OBJECTIVE: Every entry below should be printed exactly, without its images.

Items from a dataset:
• • • •

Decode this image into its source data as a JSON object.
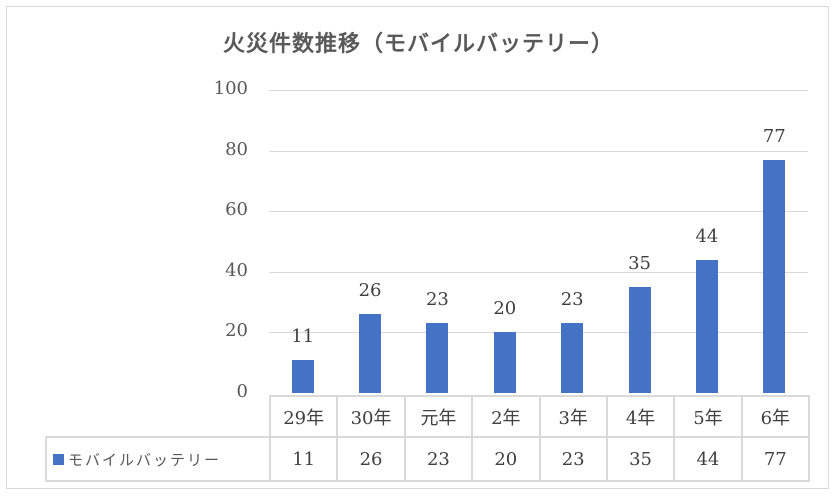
{
  "chart_data": {
    "type": "bar",
    "title": "火災件数推移（モバイルバッテリー）",
    "categories": [
      "29年",
      "30年",
      "元年",
      "2年",
      "3年",
      "4年",
      "5年",
      "6年"
    ],
    "series": [
      {
        "name": "モバイルバッテリー",
        "values": [
          11,
          26,
          23,
          20,
          23,
          35,
          44,
          77
        ],
        "color": "#4472c4"
      }
    ],
    "xlabel": "",
    "ylabel": "",
    "ylim": [
      0,
      100
    ],
    "yticks": [
      0,
      20,
      40,
      60,
      80,
      100
    ],
    "grid": true,
    "data_labels": true,
    "legend_position": "data-table"
  },
  "labels": {
    "title": "火災件数推移（モバイルバッテリー）",
    "yticks": [
      "0",
      "20",
      "40",
      "60",
      "80",
      "100"
    ],
    "categories": [
      "29年",
      "30年",
      "元年",
      "2年",
      "3年",
      "4年",
      "5年",
      "6年"
    ],
    "series_name": "モバイルバッテリー",
    "values": [
      "11",
      "26",
      "23",
      "20",
      "23",
      "35",
      "44",
      "77"
    ]
  }
}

• • • •

ANSWER TO THIS PROBLEM:
Decode this image into its source data as a JSON object.
{
  "chart_data": {
    "type": "bar",
    "title": "火災件数推移（モバイルバッテリー）",
    "categories": [
      "29年",
      "30年",
      "元年",
      "2年",
      "3年",
      "4年",
      "5年",
      "6年"
    ],
    "series": [
      {
        "name": "モバイルバッテリー",
        "values": [
          11,
          26,
          23,
          20,
          23,
          35,
          44,
          77
        ],
        "color": "#4472c4"
      }
    ],
    "xlabel": "",
    "ylabel": "",
    "ylim": [
      0,
      100
    ],
    "yticks": [
      0,
      20,
      40,
      60,
      80,
      100
    ],
    "grid": true,
    "data_labels": true,
    "legend_position": "data-table"
  },
  "labels": {
    "title": "火災件数推移（モバイルバッテリー）",
    "yticks": [
      "0",
      "20",
      "40",
      "60",
      "80",
      "100"
    ],
    "categories": [
      "29年",
      "30年",
      "元年",
      "2年",
      "3年",
      "4年",
      "5年",
      "6年"
    ],
    "series_name": "モバイルバッテリー",
    "values": [
      "11",
      "26",
      "23",
      "20",
      "23",
      "35",
      "44",
      "77"
    ]
  }
}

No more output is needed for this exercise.